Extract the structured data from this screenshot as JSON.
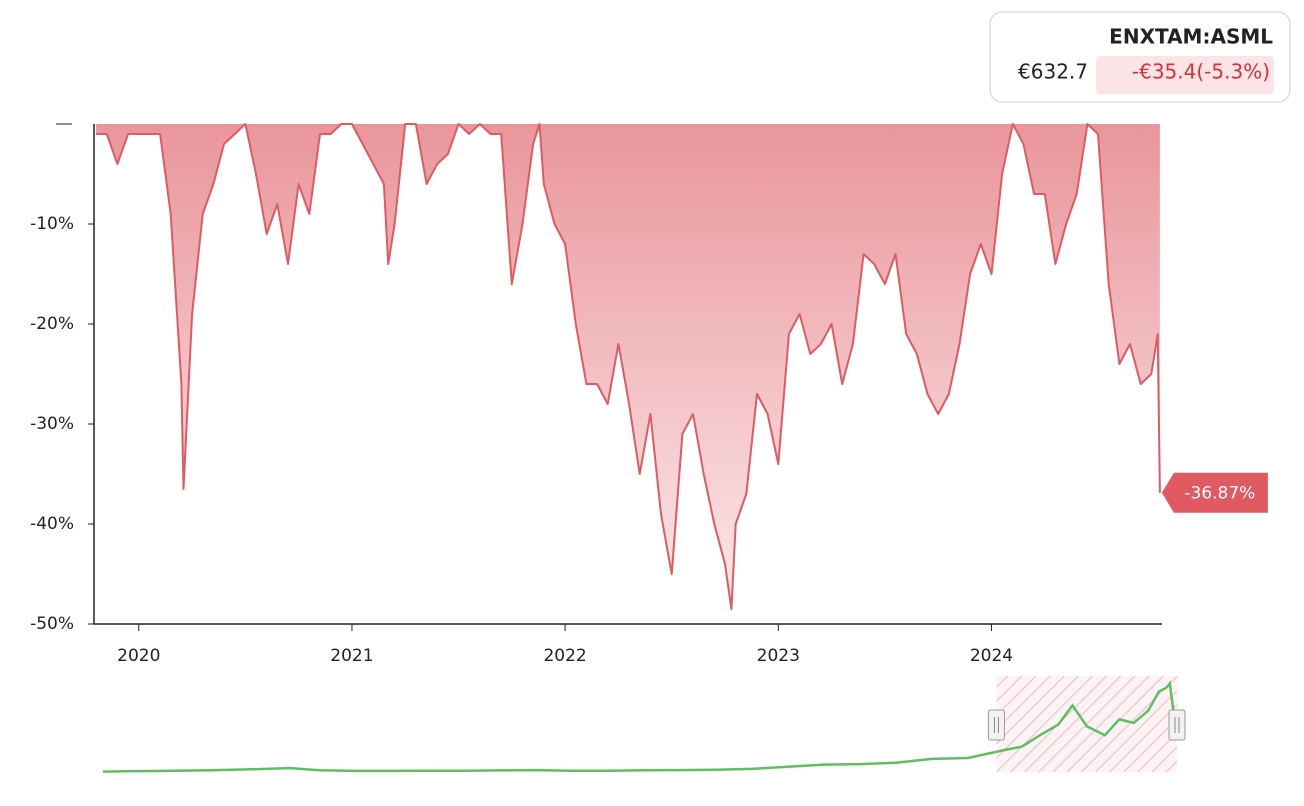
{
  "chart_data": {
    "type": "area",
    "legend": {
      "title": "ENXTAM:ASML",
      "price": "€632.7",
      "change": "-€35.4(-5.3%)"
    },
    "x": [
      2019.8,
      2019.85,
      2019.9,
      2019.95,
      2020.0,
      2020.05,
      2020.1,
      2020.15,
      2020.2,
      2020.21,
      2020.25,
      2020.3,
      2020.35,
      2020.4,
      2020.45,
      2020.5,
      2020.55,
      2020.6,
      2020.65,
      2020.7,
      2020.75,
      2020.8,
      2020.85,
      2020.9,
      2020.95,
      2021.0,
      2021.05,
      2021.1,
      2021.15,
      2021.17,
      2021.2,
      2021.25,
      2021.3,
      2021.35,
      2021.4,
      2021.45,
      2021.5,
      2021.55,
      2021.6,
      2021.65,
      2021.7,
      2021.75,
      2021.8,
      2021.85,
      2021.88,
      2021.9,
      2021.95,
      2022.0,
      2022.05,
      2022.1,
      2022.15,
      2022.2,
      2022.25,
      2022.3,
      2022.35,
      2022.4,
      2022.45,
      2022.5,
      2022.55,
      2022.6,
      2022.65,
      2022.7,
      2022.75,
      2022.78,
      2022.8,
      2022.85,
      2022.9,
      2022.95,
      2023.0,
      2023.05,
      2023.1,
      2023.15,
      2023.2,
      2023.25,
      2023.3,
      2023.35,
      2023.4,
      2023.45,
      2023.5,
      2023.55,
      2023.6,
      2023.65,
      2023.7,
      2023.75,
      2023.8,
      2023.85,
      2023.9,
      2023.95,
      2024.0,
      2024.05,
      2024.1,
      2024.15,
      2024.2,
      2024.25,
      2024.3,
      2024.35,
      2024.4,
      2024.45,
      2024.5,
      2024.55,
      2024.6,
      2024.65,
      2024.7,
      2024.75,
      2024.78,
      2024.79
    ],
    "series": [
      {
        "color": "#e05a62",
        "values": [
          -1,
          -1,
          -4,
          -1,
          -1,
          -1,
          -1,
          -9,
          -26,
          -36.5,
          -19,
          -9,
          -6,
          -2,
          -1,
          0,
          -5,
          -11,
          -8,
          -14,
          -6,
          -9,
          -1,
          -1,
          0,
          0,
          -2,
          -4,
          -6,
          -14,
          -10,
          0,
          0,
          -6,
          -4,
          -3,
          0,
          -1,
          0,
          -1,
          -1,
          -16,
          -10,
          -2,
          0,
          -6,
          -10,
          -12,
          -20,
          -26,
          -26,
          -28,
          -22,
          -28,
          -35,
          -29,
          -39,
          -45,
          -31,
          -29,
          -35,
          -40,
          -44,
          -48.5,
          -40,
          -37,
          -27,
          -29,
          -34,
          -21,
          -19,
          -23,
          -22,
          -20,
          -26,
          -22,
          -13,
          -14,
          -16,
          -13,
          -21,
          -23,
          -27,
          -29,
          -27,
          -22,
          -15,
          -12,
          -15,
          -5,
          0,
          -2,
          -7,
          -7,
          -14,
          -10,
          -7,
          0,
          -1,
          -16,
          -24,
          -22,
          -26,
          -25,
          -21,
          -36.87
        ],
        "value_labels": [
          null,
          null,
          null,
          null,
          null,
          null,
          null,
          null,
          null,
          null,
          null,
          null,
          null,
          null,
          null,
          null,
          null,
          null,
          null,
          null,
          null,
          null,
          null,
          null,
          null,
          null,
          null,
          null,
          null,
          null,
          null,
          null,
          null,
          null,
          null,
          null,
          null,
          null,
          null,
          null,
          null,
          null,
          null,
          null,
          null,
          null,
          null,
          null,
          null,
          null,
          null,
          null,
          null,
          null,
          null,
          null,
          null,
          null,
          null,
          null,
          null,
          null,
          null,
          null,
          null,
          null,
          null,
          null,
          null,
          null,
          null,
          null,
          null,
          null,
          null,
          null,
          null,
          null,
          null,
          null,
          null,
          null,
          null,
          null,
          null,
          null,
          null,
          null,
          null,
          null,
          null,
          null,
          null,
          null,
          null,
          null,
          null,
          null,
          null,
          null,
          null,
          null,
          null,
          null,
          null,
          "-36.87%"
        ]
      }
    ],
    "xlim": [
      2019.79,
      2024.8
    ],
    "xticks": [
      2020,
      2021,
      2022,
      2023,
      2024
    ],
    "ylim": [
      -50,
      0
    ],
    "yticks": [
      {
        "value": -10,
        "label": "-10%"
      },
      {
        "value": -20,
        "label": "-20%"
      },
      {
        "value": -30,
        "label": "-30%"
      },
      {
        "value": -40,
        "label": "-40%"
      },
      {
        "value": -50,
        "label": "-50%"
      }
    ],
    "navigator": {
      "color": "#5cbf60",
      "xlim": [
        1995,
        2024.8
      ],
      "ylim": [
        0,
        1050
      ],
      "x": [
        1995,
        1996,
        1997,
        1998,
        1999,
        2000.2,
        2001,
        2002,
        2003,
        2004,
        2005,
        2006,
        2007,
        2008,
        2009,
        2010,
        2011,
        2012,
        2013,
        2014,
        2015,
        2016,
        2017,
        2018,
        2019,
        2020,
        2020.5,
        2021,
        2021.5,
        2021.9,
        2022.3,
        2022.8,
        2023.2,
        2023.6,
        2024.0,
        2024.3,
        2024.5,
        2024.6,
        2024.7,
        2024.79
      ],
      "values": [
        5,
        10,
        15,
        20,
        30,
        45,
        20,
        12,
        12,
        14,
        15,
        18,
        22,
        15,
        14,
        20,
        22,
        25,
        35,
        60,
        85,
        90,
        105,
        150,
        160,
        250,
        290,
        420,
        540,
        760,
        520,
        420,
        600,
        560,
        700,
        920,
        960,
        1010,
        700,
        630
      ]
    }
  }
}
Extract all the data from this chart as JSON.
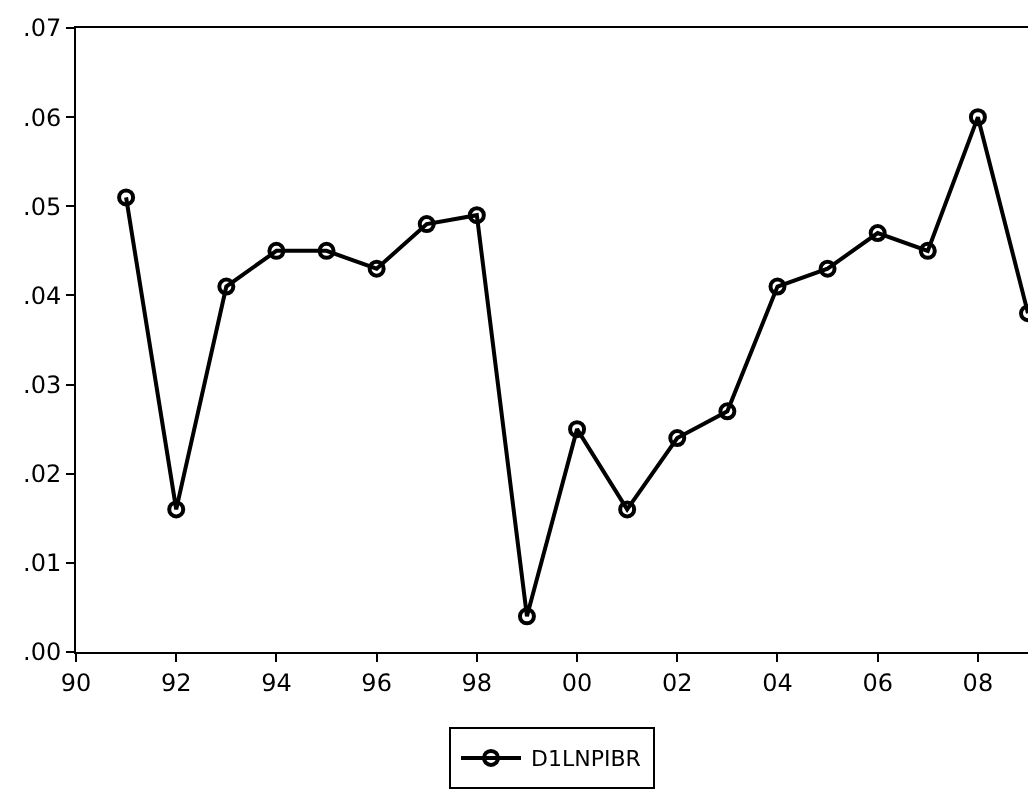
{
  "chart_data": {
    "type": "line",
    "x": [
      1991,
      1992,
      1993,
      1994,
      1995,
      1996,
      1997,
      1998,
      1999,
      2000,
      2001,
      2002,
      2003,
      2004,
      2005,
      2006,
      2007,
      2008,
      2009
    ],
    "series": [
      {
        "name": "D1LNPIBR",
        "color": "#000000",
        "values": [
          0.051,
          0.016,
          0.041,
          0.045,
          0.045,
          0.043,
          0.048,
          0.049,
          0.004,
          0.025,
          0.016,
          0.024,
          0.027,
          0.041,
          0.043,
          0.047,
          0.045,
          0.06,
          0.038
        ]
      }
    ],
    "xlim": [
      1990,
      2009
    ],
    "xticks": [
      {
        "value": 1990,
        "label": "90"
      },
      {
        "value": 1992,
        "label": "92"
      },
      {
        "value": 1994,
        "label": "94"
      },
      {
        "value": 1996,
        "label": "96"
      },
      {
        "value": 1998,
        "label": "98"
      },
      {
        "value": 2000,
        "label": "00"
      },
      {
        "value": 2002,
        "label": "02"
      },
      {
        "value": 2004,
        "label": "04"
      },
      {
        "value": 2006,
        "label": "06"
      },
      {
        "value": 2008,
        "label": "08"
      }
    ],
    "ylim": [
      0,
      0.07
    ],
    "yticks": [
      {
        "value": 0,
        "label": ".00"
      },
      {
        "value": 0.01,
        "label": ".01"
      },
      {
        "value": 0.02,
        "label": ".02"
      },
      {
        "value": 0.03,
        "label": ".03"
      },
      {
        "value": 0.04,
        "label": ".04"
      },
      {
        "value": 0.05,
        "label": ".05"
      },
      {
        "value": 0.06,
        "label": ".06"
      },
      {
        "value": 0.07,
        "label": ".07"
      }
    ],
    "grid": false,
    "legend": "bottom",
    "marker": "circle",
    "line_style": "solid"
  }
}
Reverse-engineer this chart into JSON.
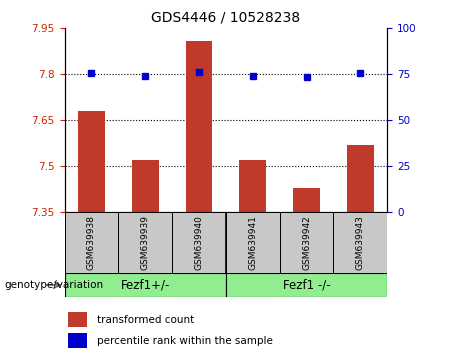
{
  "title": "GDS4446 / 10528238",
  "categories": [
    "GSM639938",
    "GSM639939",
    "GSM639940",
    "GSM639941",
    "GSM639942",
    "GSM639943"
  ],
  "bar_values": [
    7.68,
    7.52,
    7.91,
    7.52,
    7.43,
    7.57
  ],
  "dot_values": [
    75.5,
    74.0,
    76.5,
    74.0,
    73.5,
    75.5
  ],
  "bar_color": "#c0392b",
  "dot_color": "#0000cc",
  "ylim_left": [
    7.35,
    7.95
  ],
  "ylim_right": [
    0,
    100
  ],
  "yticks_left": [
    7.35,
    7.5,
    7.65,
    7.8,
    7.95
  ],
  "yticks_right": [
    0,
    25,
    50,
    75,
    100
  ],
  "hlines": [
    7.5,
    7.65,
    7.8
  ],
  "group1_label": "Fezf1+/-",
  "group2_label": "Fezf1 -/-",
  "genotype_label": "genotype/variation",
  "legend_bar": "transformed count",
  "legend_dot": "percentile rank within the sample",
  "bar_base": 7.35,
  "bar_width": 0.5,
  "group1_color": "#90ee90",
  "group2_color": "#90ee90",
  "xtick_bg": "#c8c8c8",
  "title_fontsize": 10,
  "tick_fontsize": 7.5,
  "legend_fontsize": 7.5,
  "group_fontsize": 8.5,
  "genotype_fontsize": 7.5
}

- - -

Check each line of these records for the string "this" and state only how many lines have it.

* [Reply] 3